**Written problem**
Can you retype every record below exactly as written?

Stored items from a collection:
[start]
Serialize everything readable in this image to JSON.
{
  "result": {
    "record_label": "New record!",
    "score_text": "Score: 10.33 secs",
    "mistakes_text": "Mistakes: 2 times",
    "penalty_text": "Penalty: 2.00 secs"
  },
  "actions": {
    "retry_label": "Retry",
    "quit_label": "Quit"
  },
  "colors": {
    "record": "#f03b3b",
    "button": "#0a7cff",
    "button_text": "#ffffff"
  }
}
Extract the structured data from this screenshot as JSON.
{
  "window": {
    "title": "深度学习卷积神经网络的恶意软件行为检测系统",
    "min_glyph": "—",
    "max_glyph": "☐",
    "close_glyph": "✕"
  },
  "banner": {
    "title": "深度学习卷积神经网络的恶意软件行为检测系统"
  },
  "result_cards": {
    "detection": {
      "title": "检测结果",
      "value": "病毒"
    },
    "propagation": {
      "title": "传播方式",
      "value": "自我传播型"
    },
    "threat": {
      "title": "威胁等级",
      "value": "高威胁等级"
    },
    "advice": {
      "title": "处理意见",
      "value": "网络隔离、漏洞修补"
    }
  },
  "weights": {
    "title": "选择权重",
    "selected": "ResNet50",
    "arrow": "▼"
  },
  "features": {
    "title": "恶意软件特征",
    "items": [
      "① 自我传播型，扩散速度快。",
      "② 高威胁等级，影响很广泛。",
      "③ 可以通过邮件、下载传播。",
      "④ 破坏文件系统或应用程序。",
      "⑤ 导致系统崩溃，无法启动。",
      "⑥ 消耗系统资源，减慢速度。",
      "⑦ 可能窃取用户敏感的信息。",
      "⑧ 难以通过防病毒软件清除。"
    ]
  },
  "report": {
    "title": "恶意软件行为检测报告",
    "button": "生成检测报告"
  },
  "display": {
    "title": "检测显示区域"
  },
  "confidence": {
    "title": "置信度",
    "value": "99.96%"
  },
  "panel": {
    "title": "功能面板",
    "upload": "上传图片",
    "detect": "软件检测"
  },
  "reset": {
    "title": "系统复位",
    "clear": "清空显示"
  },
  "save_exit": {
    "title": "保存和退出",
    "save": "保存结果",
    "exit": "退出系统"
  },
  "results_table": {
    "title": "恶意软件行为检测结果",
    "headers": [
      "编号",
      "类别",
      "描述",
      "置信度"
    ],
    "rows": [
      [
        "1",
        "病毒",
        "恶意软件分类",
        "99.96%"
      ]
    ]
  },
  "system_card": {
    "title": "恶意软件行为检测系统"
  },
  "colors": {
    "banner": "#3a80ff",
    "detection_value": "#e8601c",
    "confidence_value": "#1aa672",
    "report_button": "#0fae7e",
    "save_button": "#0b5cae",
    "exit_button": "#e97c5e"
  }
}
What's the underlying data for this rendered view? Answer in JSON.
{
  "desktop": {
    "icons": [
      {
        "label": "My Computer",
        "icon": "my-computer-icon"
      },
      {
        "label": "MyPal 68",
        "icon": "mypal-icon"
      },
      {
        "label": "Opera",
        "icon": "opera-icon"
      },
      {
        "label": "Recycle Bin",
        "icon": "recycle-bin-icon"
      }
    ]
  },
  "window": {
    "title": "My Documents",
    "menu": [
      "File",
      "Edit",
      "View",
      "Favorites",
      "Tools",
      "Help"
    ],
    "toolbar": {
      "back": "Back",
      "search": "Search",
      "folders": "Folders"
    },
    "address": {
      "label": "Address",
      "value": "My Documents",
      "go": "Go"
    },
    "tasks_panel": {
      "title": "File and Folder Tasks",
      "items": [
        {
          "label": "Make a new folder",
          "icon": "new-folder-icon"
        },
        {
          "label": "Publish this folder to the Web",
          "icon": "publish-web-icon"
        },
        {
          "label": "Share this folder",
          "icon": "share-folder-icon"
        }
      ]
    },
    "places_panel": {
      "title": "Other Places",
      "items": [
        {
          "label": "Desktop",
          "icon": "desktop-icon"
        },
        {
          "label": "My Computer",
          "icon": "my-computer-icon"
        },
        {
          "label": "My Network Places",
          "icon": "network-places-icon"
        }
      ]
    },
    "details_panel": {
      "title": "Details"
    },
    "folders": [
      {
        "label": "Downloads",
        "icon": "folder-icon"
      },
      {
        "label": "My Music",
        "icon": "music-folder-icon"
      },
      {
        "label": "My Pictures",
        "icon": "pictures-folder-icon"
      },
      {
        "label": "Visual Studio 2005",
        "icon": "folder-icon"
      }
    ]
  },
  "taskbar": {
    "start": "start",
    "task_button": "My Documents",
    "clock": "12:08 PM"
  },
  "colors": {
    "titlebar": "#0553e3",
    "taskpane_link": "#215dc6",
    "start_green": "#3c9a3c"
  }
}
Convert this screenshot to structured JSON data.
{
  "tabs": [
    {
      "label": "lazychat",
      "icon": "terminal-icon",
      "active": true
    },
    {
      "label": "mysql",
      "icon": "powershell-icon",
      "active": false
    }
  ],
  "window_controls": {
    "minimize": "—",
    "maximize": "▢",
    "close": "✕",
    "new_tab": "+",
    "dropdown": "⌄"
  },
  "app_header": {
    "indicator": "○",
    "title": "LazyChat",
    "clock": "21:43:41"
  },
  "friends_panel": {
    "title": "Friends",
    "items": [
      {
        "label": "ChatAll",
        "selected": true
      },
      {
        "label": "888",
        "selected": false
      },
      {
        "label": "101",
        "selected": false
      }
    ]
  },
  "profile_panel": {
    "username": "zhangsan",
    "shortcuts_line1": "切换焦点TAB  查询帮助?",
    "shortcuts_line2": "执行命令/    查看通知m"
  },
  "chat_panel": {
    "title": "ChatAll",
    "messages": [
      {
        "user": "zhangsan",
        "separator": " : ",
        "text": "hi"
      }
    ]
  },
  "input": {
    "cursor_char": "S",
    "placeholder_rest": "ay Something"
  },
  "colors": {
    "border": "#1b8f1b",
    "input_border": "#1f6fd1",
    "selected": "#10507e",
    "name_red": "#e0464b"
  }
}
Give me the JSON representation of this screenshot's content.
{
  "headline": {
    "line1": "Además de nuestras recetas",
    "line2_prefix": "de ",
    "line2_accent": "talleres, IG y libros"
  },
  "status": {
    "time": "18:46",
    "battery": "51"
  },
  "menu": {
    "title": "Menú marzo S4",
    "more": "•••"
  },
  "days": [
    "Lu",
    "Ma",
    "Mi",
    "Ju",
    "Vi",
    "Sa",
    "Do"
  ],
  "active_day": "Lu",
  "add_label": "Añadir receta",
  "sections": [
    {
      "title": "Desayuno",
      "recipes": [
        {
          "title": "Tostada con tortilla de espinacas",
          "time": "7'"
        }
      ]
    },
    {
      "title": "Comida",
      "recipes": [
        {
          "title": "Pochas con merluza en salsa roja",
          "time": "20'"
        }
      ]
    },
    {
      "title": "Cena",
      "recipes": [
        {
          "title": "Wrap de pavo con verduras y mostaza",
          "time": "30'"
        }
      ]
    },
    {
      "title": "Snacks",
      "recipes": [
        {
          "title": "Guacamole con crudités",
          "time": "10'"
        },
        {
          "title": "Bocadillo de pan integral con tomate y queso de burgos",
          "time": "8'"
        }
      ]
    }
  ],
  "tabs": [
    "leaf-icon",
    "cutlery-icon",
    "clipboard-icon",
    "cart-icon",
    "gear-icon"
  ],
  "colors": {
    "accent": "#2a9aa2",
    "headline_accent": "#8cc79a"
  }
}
[end]
**Exercise output**
Serialize everything readable in this image to JSON.
{
  "result": {
    "record_label": "New record!",
    "score_text": "Score: 10.33 secs",
    "mistakes_text": "Mistakes: 2 times",
    "penalty_text": "Penalty: 2.00 secs"
  },
  "actions": {
    "retry_label": "Retry",
    "quit_label": "Quit"
  },
  "colors": {
    "record": "#f03b3b",
    "button": "#0a7cff",
    "button_text": "#ffffff"
  }
}
Extract the structured data from this screenshot as JSON.
{
  "window": {
    "title": "深度学习卷积神经网络的恶意软件行为检测系统",
    "min_glyph": "—",
    "max_glyph": "☐",
    "close_glyph": "✕"
  },
  "banner": {
    "title": "深度学习卷积神经网络的恶意软件行为检测系统"
  },
  "result_cards": {
    "detection": {
      "title": "检测结果",
      "value": "病毒"
    },
    "propagation": {
      "title": "传播方式",
      "value": "自我传播型"
    },
    "threat": {
      "title": "威胁等级",
      "value": "高威胁等级"
    },
    "advice": {
      "title": "处理意见",
      "value": "网络隔离、漏洞修补"
    }
  },
  "weights": {
    "title": "选择权重",
    "selected": "ResNet50",
    "arrow": "▼"
  },
  "features": {
    "title": "恶意软件特征",
    "items": [
      "① 自我传播型，扩散速度快。",
      "② 高威胁等级，影响很广泛。",
      "③ 可以通过邮件、下载传播。",
      "④ 破坏文件系统或应用程序。",
      "⑤ 导致系统崩溃，无法启动。",
      "⑥ 消耗系统资源，减慢速度。",
      "⑦ 可能窃取用户敏感的信息。",
      "⑧ 难以通过防病毒软件清除。"
    ]
  },
  "report": {
    "title": "恶意软件行为检测报告",
    "button": "生成检测报告"
  },
  "display": {
    "title": "检测显示区域"
  },
  "confidence": {
    "title": "置信度",
    "value": "99.96%"
  },
  "panel": {
    "title": "功能面板",
    "upload": "上传图片",
    "detect": "软件检测"
  },
  "reset": {
    "title": "系统复位",
    "clear": "清空显示"
  },
  "save_exit": {
    "title": "保存和退出",
    "save": "保存结果",
    "exit": "退出系统"
  },
  "results_table": {
    "title": "恶意软件行为检测结果",
    "headers": [
      "编号",
      "类别",
      "描述",
      "置信度"
    ],
    "rows": [
      [
        "1",
        "病毒",
        "恶意软件分类",
        "99.96%"
      ]
    ]
  },
  "system_card": {
    "title": "恶意软件行为检测系统"
  },
  "colors": {
    "banner": "#3a80ff",
    "detection_value": "#e8601c",
    "confidence_value": "#1aa672",
    "report_button": "#0fae7e",
    "save_button": "#0b5cae",
    "exit_button": "#e97c5e"
  }
}
What's the underlying data for this rendered view? Answer in JSON.
{
  "desktop": {
    "icons": [
      {
        "label": "My Computer",
        "icon": "my-computer-icon"
      },
      {
        "label": "MyPal 68",
        "icon": "mypal-icon"
      },
      {
        "label": "Opera",
        "icon": "opera-icon"
      },
      {
        "label": "Recycle Bin",
        "icon": "recycle-bin-icon"
      }
    ]
  },
  "window": {
    "title": "My Documents",
    "menu": [
      "File",
      "Edit",
      "View",
      "Favorites",
      "Tools",
      "Help"
    ],
    "toolbar": {
      "back": "Back",
      "search": "Search",
      "folders": "Folders"
    },
    "address": {
      "label": "Address",
      "value": "My Documents",
      "go": "Go"
    },
    "tasks_panel": {
      "title": "File and Folder Tasks",
      "items": [
        {
          "label": "Make a new folder",
          "icon": "new-folder-icon"
        },
        {
          "label": "Publish this folder to the Web",
          "icon": "publish-web-icon"
        },
        {
          "label": "Share this folder",
          "icon": "share-folder-icon"
        }
      ]
    },
    "places_panel": {
      "title": "Other Places",
      "items": [
        {
          "label": "Desktop",
          "icon": "desktop-icon"
        },
        {
          "label": "My Computer",
          "icon": "my-computer-icon"
        },
        {
          "label": "My Network Places",
          "icon": "network-places-icon"
        }
      ]
    },
    "details_panel": {
      "title": "Details"
    },
    "folders": [
      {
        "label": "Downloads",
        "icon": "folder-icon"
      },
      {
        "label": "My Music",
        "icon": "music-folder-icon"
      },
      {
        "label": "My Pictures",
        "icon": "pictures-folder-icon"
      },
      {
        "label": "Visual Studio 2005",
        "icon": "folder-icon"
      }
    ]
  },
  "taskbar": {
    "start": "start",
    "task_button": "My Documents",
    "clock": "12:08 PM"
  },
  "colors": {
    "titlebar": "#0553e3",
    "taskpane_link": "#215dc6",
    "start_green": "#3c9a3c"
  }
}
Convert this screenshot to structured JSON data.
{
  "tabs": [
    {
      "label": "lazychat",
      "icon": "terminal-icon",
      "active": true
    },
    {
      "label": "mysql",
      "icon": "powershell-icon",
      "active": false
    }
  ],
  "window_controls": {
    "minimize": "—",
    "maximize": "▢",
    "close": "✕",
    "new_tab": "+",
    "dropdown": "⌄"
  },
  "app_header": {
    "indicator": "○",
    "title": "LazyChat",
    "clock": "21:43:41"
  },
  "friends_panel": {
    "title": "Friends",
    "items": [
      {
        "label": "ChatAll",
        "selected": true
      },
      {
        "label": "888",
        "selected": false
      },
      {
        "label": "101",
        "selected": false
      }
    ]
  },
  "profile_panel": {
    "username": "zhangsan",
    "shortcuts_line1": "切换焦点TAB  查询帮助?",
    "shortcuts_line2": "执行命令/    查看通知m"
  },
  "chat_panel": {
    "title": "ChatAll",
    "messages": [
      {
        "user": "zhangsan",
        "separator": " : ",
        "text": "hi"
      }
    ]
  },
  "input": {
    "cursor_char": "S",
    "placeholder_rest": "ay Something"
  },
  "colors": {
    "border": "#1b8f1b",
    "input_border": "#1f6fd1",
    "selected": "#10507e",
    "name_red": "#e0464b"
  }
}
Give me the JSON representation of this screenshot's content.
{
  "headline": {
    "line1": "Además de nuestras recetas",
    "line2_prefix": "de ",
    "line2_accent": "talleres, IG y libros"
  },
  "status": {
    "time": "18:46",
    "battery": "51"
  },
  "menu": {
    "title": "Menú marzo S4",
    "more": "•••"
  },
  "days": [
    "Lu",
    "Ma",
    "Mi",
    "Ju",
    "Vi",
    "Sa",
    "Do"
  ],
  "active_day": "Lu",
  "add_label": "Añadir receta",
  "sections": [
    {
      "title": "Desayuno",
      "recipes": [
        {
          "title": "Tostada con tortilla de espinacas",
          "time": "7'"
        }
      ]
    },
    {
      "title": "Comida",
      "recipes": [
        {
          "title": "Pochas con merluza en salsa roja",
          "time": "20'"
        }
      ]
    },
    {
      "title": "Cena",
      "recipes": [
        {
          "title": "Wrap de pavo con verduras y mostaza",
          "time": "30'"
        }
      ]
    },
    {
      "title": "Snacks",
      "recipes": [
        {
          "title": "Guacamole con crudités",
          "time": "10'"
        },
        {
          "title": "Bocadillo de pan integral con tomate y queso de burgos",
          "time": "8'"
        }
      ]
    }
  ],
  "tabs": [
    "leaf-icon",
    "cutlery-icon",
    "clipboard-icon",
    "cart-icon",
    "gear-icon"
  ],
  "colors": {
    "accent": "#2a9aa2",
    "headline_accent": "#8cc79a"
  }
}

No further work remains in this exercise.